• **Directive**:
Can you rewrite the records below with every "trash-icon" changed to "delete-icon" and everything else unchanged? Omit the pictures from your answer.

• **Exercise data**:

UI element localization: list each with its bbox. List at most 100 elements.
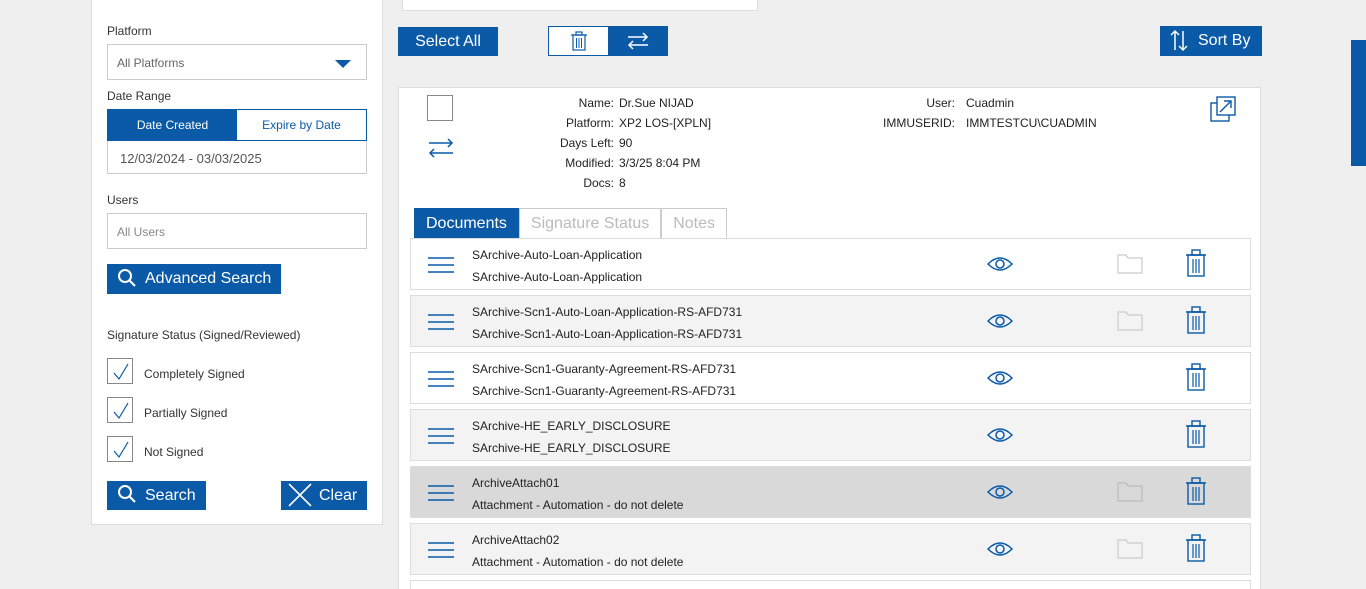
meta-key: Days Left: — [559, 136, 614, 150]
checkmark-icon — [113, 363, 129, 381]
users-label: Users — [107, 193, 139, 207]
checkmark-icon — [113, 441, 129, 459]
filter-sidebar: Platform All Platforms Date Range Date C… — [91, 0, 383, 525]
meta-value: 3/3/25 8:04 PM — [619, 156, 701, 170]
trash-icon[interactable] — [1185, 363, 1207, 391]
clear-button[interactable]: Clear — [281, 481, 367, 510]
document-name: ArchiveAttach01 — [472, 476, 560, 490]
meta-value: XP2 LOS-[XPLN] — [619, 116, 712, 130]
tab-date-created[interactable]: Date Created — [108, 110, 237, 140]
checkbox-completely-signed[interactable] — [107, 358, 133, 384]
document-row[interactable]: SArchive-Scn1-Auto-Loan-Application-RS-A… — [410, 295, 1251, 347]
meta-key: Docs: — [583, 176, 614, 190]
document-description: Attachment - Automation - do not delete — [472, 498, 684, 512]
select-all-button[interactable]: Select All — [398, 27, 498, 56]
advanced-search-label: Advanced Search — [145, 270, 272, 287]
document-name: SArchive-Scn1-Guaranty-Agreement-RS-AFD7… — [472, 362, 737, 376]
tab-signature-status[interactable]: Signature Status — [518, 208, 662, 238]
trash-icon[interactable] — [1185, 477, 1207, 505]
package-card: Name: Platform: Days Left: Modified: Doc… — [398, 87, 1261, 589]
document-description: Attachment - Automation - do not delete — [472, 555, 684, 569]
search-icon — [118, 485, 136, 503]
tab-notes[interactable]: Notes — [661, 208, 728, 238]
document-row[interactable]: ArchiveAttach01 Attachment - Automation … — [410, 466, 1251, 518]
trash-icon[interactable] — [1185, 420, 1207, 448]
eye-icon[interactable] — [987, 426, 1013, 444]
checkbox-label: Partially Signed — [144, 406, 228, 420]
open-external-icon[interactable] — [1209, 95, 1237, 123]
eye-icon[interactable] — [987, 483, 1013, 501]
hamburger-menu-icon[interactable] — [428, 371, 454, 387]
advanced-search-button[interactable]: Advanced Search — [107, 264, 281, 294]
select-all-label: Select All — [415, 32, 481, 50]
document-description: SArchive-Scn1-Auto-Loan-Application-RS-A… — [472, 327, 743, 341]
meta-value: IMMTESTCU\CUADMIN — [966, 116, 1097, 130]
folder-icon[interactable] — [1117, 480, 1143, 502]
document-row[interactable]: ArchiveAttach02 Attachment - Automation … — [410, 523, 1251, 575]
tab-expire-by-date[interactable]: Expire by Date — [237, 110, 366, 140]
package-meta-values-2: Cuadmin IMMTESTCU\CUADMIN — [966, 93, 1097, 133]
bulk-transfer-button[interactable] — [608, 27, 667, 55]
hamburger-menu-icon[interactable] — [428, 542, 454, 558]
users-placeholder: All Users — [117, 225, 166, 239]
eye-icon[interactable] — [987, 369, 1013, 387]
meta-value: Cuadmin — [966, 96, 1015, 110]
signature-status-label: Signature Status (Signed/Reviewed) — [107, 328, 301, 342]
transfer-arrows-icon[interactable] — [427, 137, 455, 159]
tab-documents[interactable]: Documents — [414, 208, 519, 238]
hamburger-menu-icon[interactable] — [428, 314, 454, 330]
document-row[interactable]: SArchive-Auto-Loan-Application SArchive-… — [410, 238, 1251, 290]
folder-icon[interactable] — [1117, 537, 1143, 559]
document-name: ArchiveAttach02 — [472, 533, 560, 547]
document-description: SArchive-Scn1-Guaranty-Agreement-RS-AFD7… — [472, 384, 737, 398]
search-label: Search — [145, 486, 196, 504]
search-icon — [118, 269, 136, 287]
checkbox-label: Not Signed — [144, 445, 204, 459]
sort-arrows-icon — [1170, 29, 1188, 52]
document-name: SArchive-Scn1-Auto-Loan-Application-RS-A… — [472, 305, 743, 319]
platform-select[interactable]: All Platforms — [107, 44, 367, 80]
document-row[interactable]: SArchive-Scn1-Guaranty-Agreement-RS-AFD7… — [410, 352, 1251, 404]
folder-icon[interactable] — [1117, 252, 1143, 274]
meta-key: Name: — [578, 96, 614, 110]
bulk-delete-button[interactable] — [549, 27, 608, 55]
date-range-label: Date Range — [107, 89, 172, 103]
package-select-checkbox[interactable] — [427, 95, 453, 121]
search-button[interactable]: Search — [107, 481, 206, 510]
document-row[interactable]: SArchive-HE_EARLY_DISCLOSURE SArchive-HE… — [410, 409, 1251, 461]
folder-icon[interactable] — [1117, 309, 1143, 331]
bulk-action-group — [548, 26, 668, 56]
eye-icon[interactable] — [987, 255, 1013, 273]
meta-value: 90 — [619, 136, 633, 150]
document-tabs: Documents Signature Status Notes — [414, 208, 728, 238]
package-meta-keys: Name: Platform: Days Left: Modified: Doc… — [539, 93, 614, 193]
hamburger-menu-icon[interactable] — [428, 485, 454, 501]
close-icon — [288, 483, 312, 507]
trash-icon[interactable] — [1185, 249, 1207, 277]
package-meta-keys-2: User: IMMUSERID: — [859, 93, 955, 133]
document-name: SArchive-Auto-Loan-Application — [472, 248, 643, 262]
meta-value: Dr.Sue NIJAD — [619, 96, 694, 110]
trash-icon — [570, 31, 587, 51]
eye-icon[interactable] — [987, 540, 1013, 558]
meta-key: IMMUSERID: — [883, 116, 955, 130]
trash-icon[interactable] — [1185, 306, 1207, 334]
trash-icon[interactable] — [1185, 534, 1207, 562]
document-description: SArchive-HE_EARLY_DISCLOSURE — [472, 441, 671, 455]
checkbox-not-signed[interactable] — [107, 436, 133, 462]
date-range-input[interactable]: 12/03/2024 - 03/03/2025 — [107, 141, 367, 174]
meta-key: Platform: — [565, 116, 614, 130]
sort-by-label: Sort By — [1198, 32, 1251, 49]
checkbox-partially-signed[interactable] — [107, 397, 133, 423]
meta-value: 8 — [619, 176, 626, 190]
sort-by-button[interactable]: Sort By — [1160, 26, 1262, 56]
users-input[interactable]: All Users — [107, 213, 367, 249]
eye-icon[interactable] — [987, 312, 1013, 330]
document-row[interactable] — [410, 580, 1251, 589]
caret-down-icon — [335, 60, 351, 68]
side-panel-tab[interactable] — [1351, 40, 1366, 166]
clear-label: Clear — [319, 486, 358, 504]
hamburger-menu-icon[interactable] — [428, 257, 454, 273]
hamburger-menu-icon[interactable] — [428, 428, 454, 444]
checkmark-icon — [113, 402, 129, 420]
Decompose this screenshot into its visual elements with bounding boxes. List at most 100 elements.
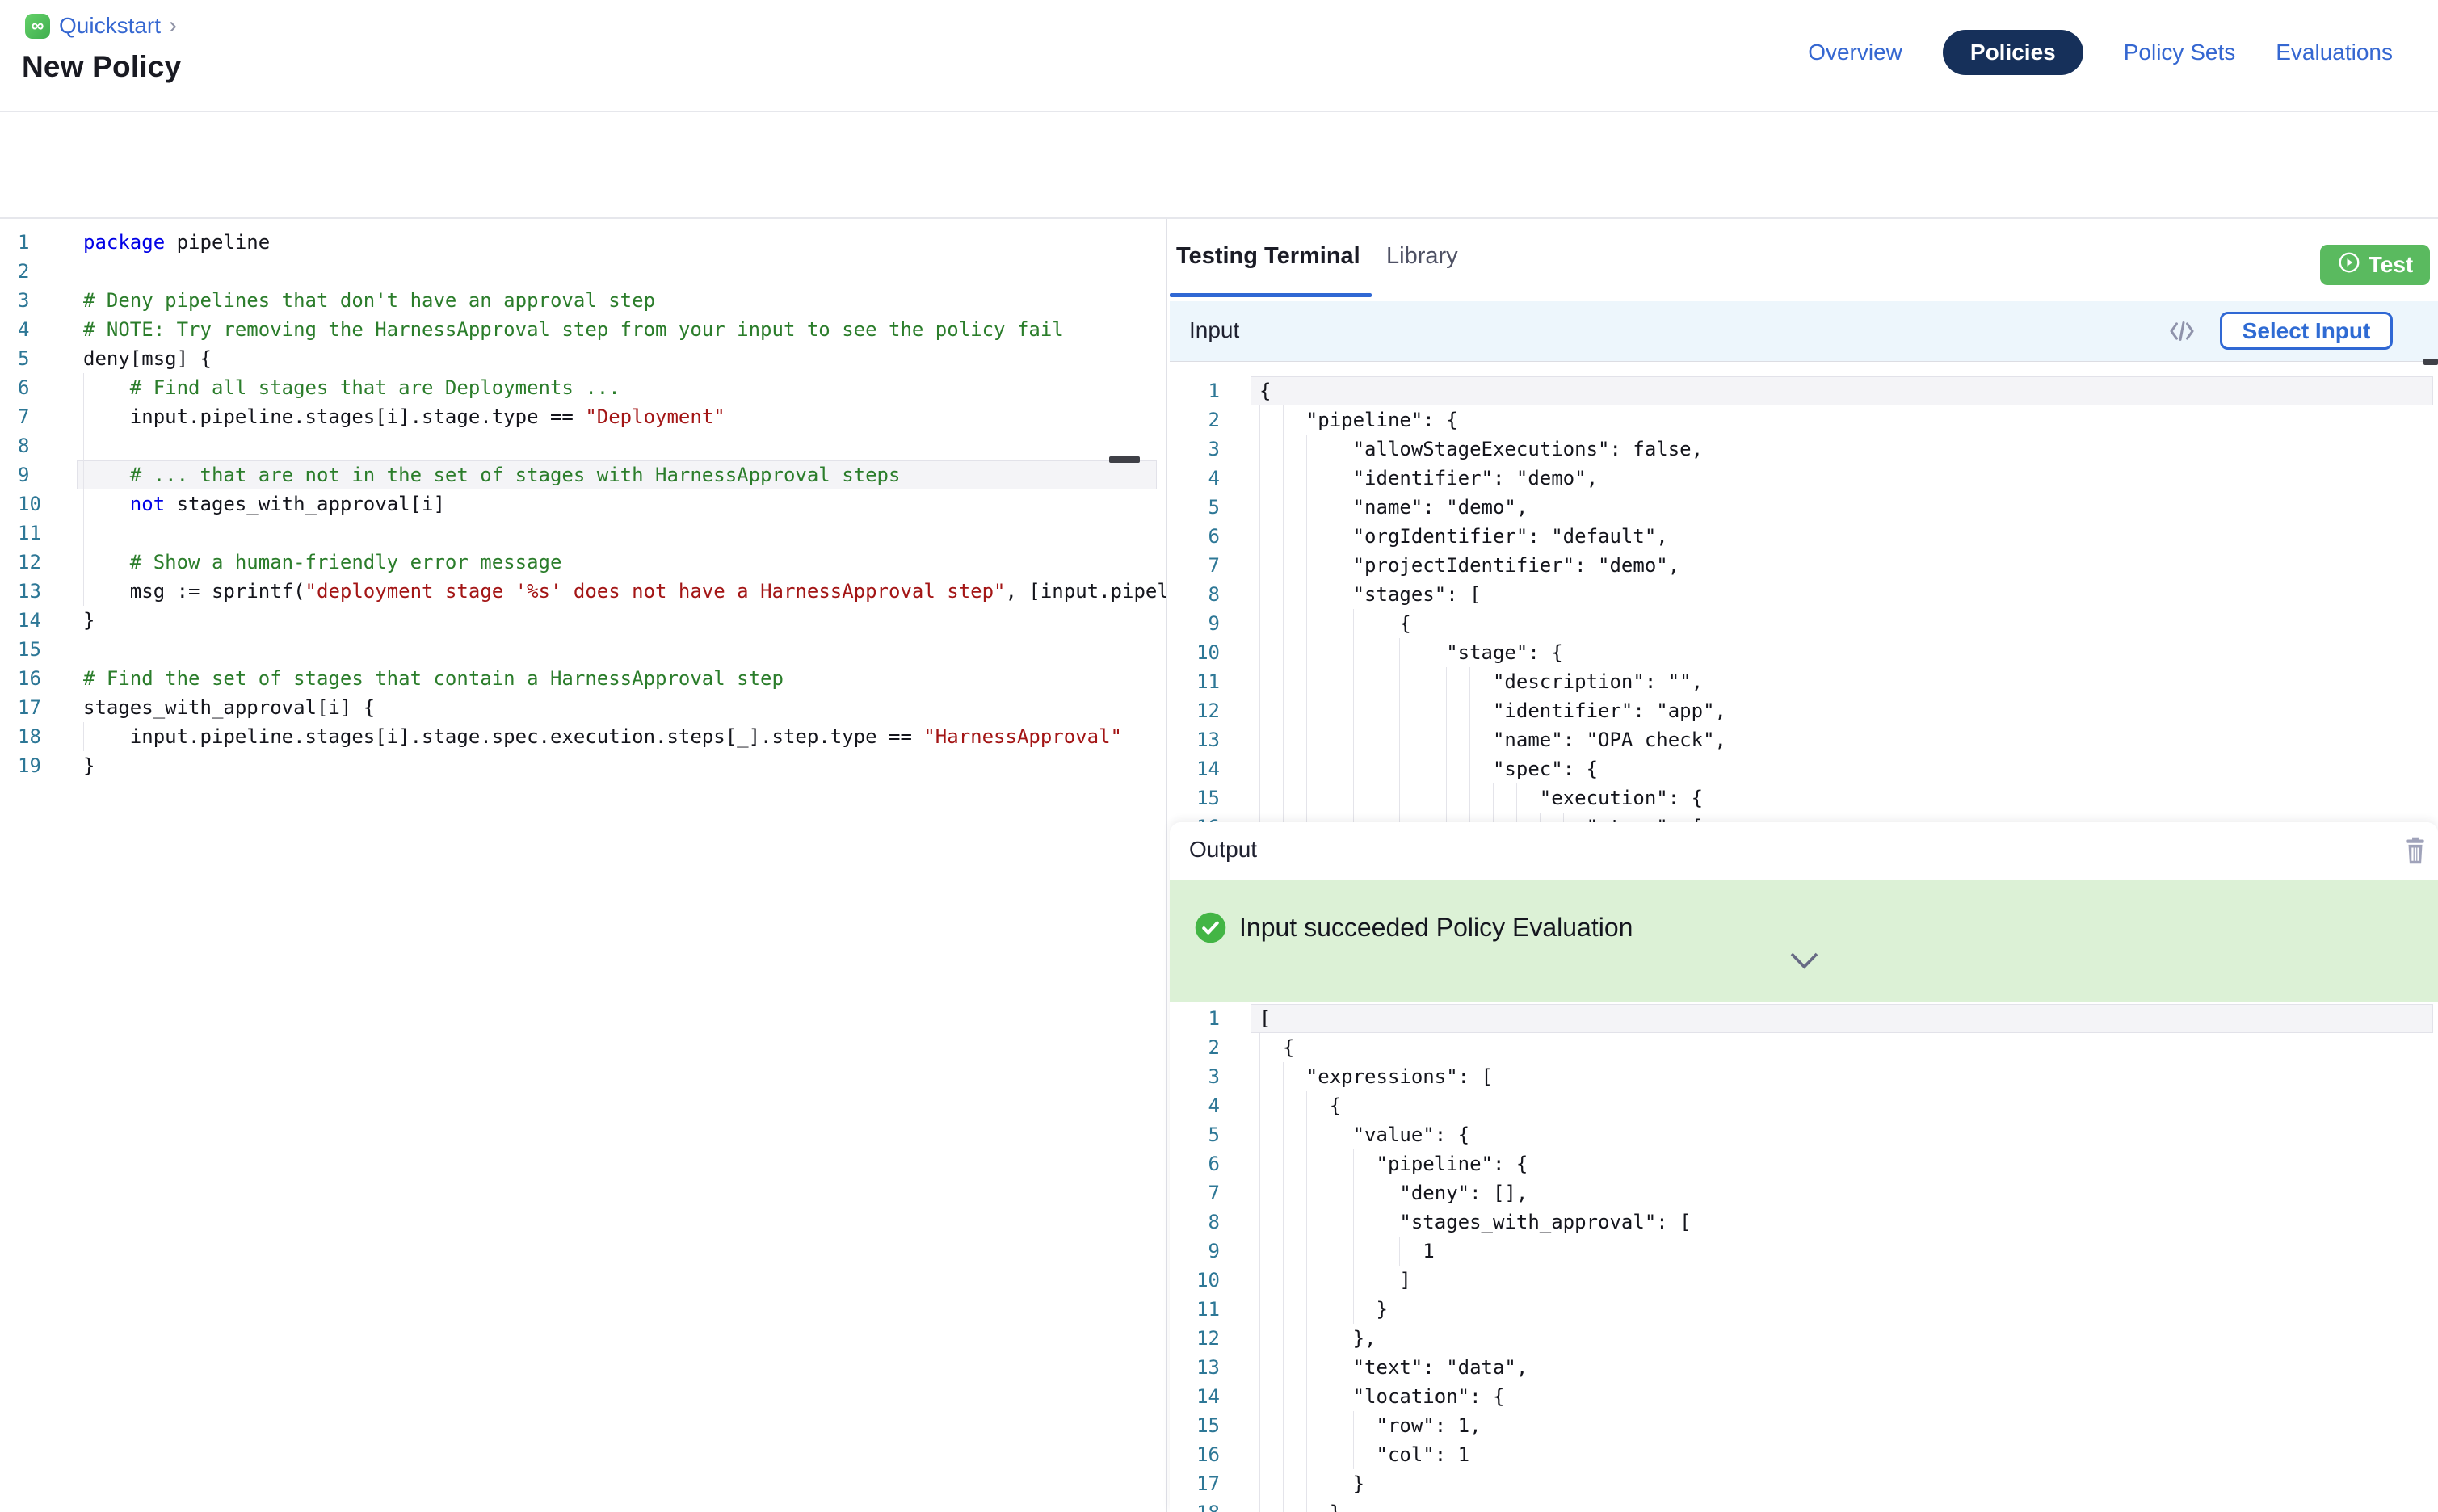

• **Full answer**:
UI element localization: list each with its bbox. List at most 100 elements.
meta-key: Days Left: — [559, 136, 614, 150]
checkmark-icon — [113, 363, 129, 381]
users-label: Users — [107, 193, 139, 207]
checkmark-icon — [113, 441, 129, 459]
filter-sidebar: Platform All Platforms Date Range Date C… — [91, 0, 383, 525]
meta-value: 3/3/25 8:04 PM — [619, 156, 701, 170]
delete-icon[interactable] — [1185, 363, 1207, 391]
clear-button[interactable]: Clear — [281, 481, 367, 510]
document-name: ArchiveAttach01 — [472, 476, 560, 490]
meta-value: XP2 LOS-[XPLN] — [619, 116, 712, 130]
tab-date-created[interactable]: Date Created — [108, 110, 237, 140]
checkbox-completely-signed[interactable] — [107, 358, 133, 384]
document-row[interactable]: SArchive-Scn1-Auto-Loan-Application-RS-A… — [410, 295, 1251, 347]
meta-key: Docs: — [583, 176, 614, 190]
document-description: Attachment - Automation - do not delete — [472, 498, 684, 512]
select-all-button[interactable]: Select All — [398, 27, 498, 56]
advanced-search-label: Advanced Search — [145, 270, 272, 287]
document-name: SArchive-Scn1-Guaranty-Agreement-RS-AFD7… — [472, 362, 737, 376]
tab-signature-status[interactable]: Signature Status — [518, 208, 662, 238]
delete-icon[interactable] — [1185, 477, 1207, 505]
package-card: Name: Platform: Days Left: Modified: Doc… — [398, 87, 1261, 589]
document-description: Attachment - Automation - do not delete — [472, 555, 684, 569]
search-icon — [118, 485, 136, 503]
tab-notes[interactable]: Notes — [661, 208, 728, 238]
document-row[interactable]: ArchiveAttach01 Attachment - Automation … — [410, 466, 1251, 518]
delete-icon[interactable] — [1185, 420, 1207, 448]
eye-icon[interactable] — [987, 426, 1013, 444]
checkbox-label: Partially Signed — [144, 406, 228, 420]
open-external-icon[interactable] — [1209, 95, 1237, 123]
eye-icon[interactable] — [987, 483, 1013, 501]
hamburger-menu-icon[interactable] — [428, 371, 454, 387]
advanced-search-button[interactable]: Advanced Search — [107, 264, 281, 294]
select-all-label: Select All — [415, 32, 481, 50]
document-description: SArchive-Scn1-Auto-Loan-Application-RS-A… — [472, 327, 743, 341]
meta-value: IMMTESTCU\CUADMIN — [966, 116, 1097, 130]
folder-icon[interactable] — [1117, 480, 1143, 502]
document-row[interactable]: ArchiveAttach02 Attachment - Automation … — [410, 523, 1251, 575]
tab-expire-by-date[interactable]: Expire by Date — [237, 110, 366, 140]
package-meta-values-2: Cuadmin IMMTESTCU\CUADMIN — [966, 93, 1097, 133]
bulk-transfer-button[interactable] — [608, 27, 667, 55]
hamburger-menu-icon[interactable] — [428, 542, 454, 558]
users-placeholder: All Users — [117, 225, 166, 239]
eye-icon[interactable] — [987, 369, 1013, 387]
meta-value: Cuadmin — [966, 96, 1015, 110]
signature-status-label: Signature Status (Signed/Reviewed) — [107, 328, 301, 342]
transfer-arrows-icon[interactable] — [427, 137, 455, 159]
tab-documents[interactable]: Documents — [414, 208, 519, 238]
hamburger-menu-icon[interactable] — [428, 314, 454, 330]
document-row[interactable]: SArchive-Auto-Loan-Application SArchive-… — [410, 238, 1251, 290]
folder-icon[interactable] — [1117, 537, 1143, 559]
document-name: ArchiveAttach02 — [472, 533, 560, 547]
document-description: SArchive-Scn1-Guaranty-Agreement-RS-AFD7… — [472, 384, 737, 398]
search-label: Search — [145, 486, 196, 504]
search-icon — [118, 269, 136, 287]
checkbox-label: Not Signed — [144, 445, 204, 459]
sort-arrows-icon — [1170, 29, 1188, 52]
document-name: SArchive-Scn1-Auto-Loan-Application-RS-A… — [472, 305, 743, 319]
platform-select[interactable]: All Platforms — [107, 44, 367, 80]
document-row[interactable]: SArchive-Scn1-Guaranty-Agreement-RS-AFD7… — [410, 352, 1251, 404]
folder-icon[interactable] — [1117, 252, 1143, 274]
meta-key: Name: — [578, 96, 614, 110]
bulk-delete-button[interactable] — [549, 27, 608, 55]
date-range-label: Date Range — [107, 89, 172, 103]
package-select-checkbox[interactable] — [427, 95, 453, 121]
search-button[interactable]: Search — [107, 481, 206, 510]
document-row[interactable]: SArchive-HE_EARLY_DISCLOSURE SArchive-HE… — [410, 409, 1251, 461]
folder-icon[interactable] — [1117, 309, 1143, 331]
bulk-action-group — [548, 26, 668, 56]
eye-icon[interactable] — [987, 255, 1013, 273]
meta-value: 90 — [619, 136, 633, 150]
document-tabs: Documents Signature Status Notes — [414, 208, 728, 238]
package-meta-keys: Name: Platform: Days Left: Modified: Doc… — [539, 93, 614, 193]
hamburger-menu-icon[interactable] — [428, 485, 454, 501]
close-icon — [288, 483, 312, 507]
delete-icon[interactable] — [1185, 249, 1207, 277]
package-meta-keys-2: User: IMMUSERID: — [859, 93, 955, 133]
document-name: SArchive-Auto-Loan-Application — [472, 248, 643, 262]
meta-value: Dr.Sue NIJAD — [619, 96, 694, 110]
delete-icon — [570, 31, 587, 51]
eye-icon[interactable] — [987, 540, 1013, 558]
meta-key: IMMUSERID: — [883, 116, 955, 130]
delete-icon[interactable] — [1185, 306, 1207, 334]
delete-icon[interactable] — [1185, 534, 1207, 562]
document-description: SArchive-HE_EARLY_DISCLOSURE — [472, 441, 671, 455]
checkbox-not-signed[interactable] — [107, 436, 133, 462]
date-range-input[interactable]: 12/03/2024 - 03/03/2025 — [107, 141, 367, 174]
meta-key: Platform: — [565, 116, 614, 130]
sort-by-label: Sort By — [1198, 32, 1251, 49]
checkbox-partially-signed[interactable] — [107, 397, 133, 423]
meta-value: 8 — [619, 176, 626, 190]
sort-by-button[interactable]: Sort By — [1160, 26, 1262, 56]
users-input[interactable]: All Users — [107, 213, 367, 249]
eye-icon[interactable] — [987, 312, 1013, 330]
document-row[interactable] — [410, 580, 1251, 589]
caret-down-icon — [335, 60, 351, 68]
side-panel-tab[interactable] — [1351, 40, 1366, 166]
clear-label: Clear — [319, 486, 358, 504]
hamburger-menu-icon[interactable] — [428, 257, 454, 273]
hamburger-menu-icon[interactable] — [428, 428, 454, 444]
checkmark-icon — [113, 402, 129, 420]
Decompose this screenshot into its visual elements with bounding boxes. List at most 100 elements.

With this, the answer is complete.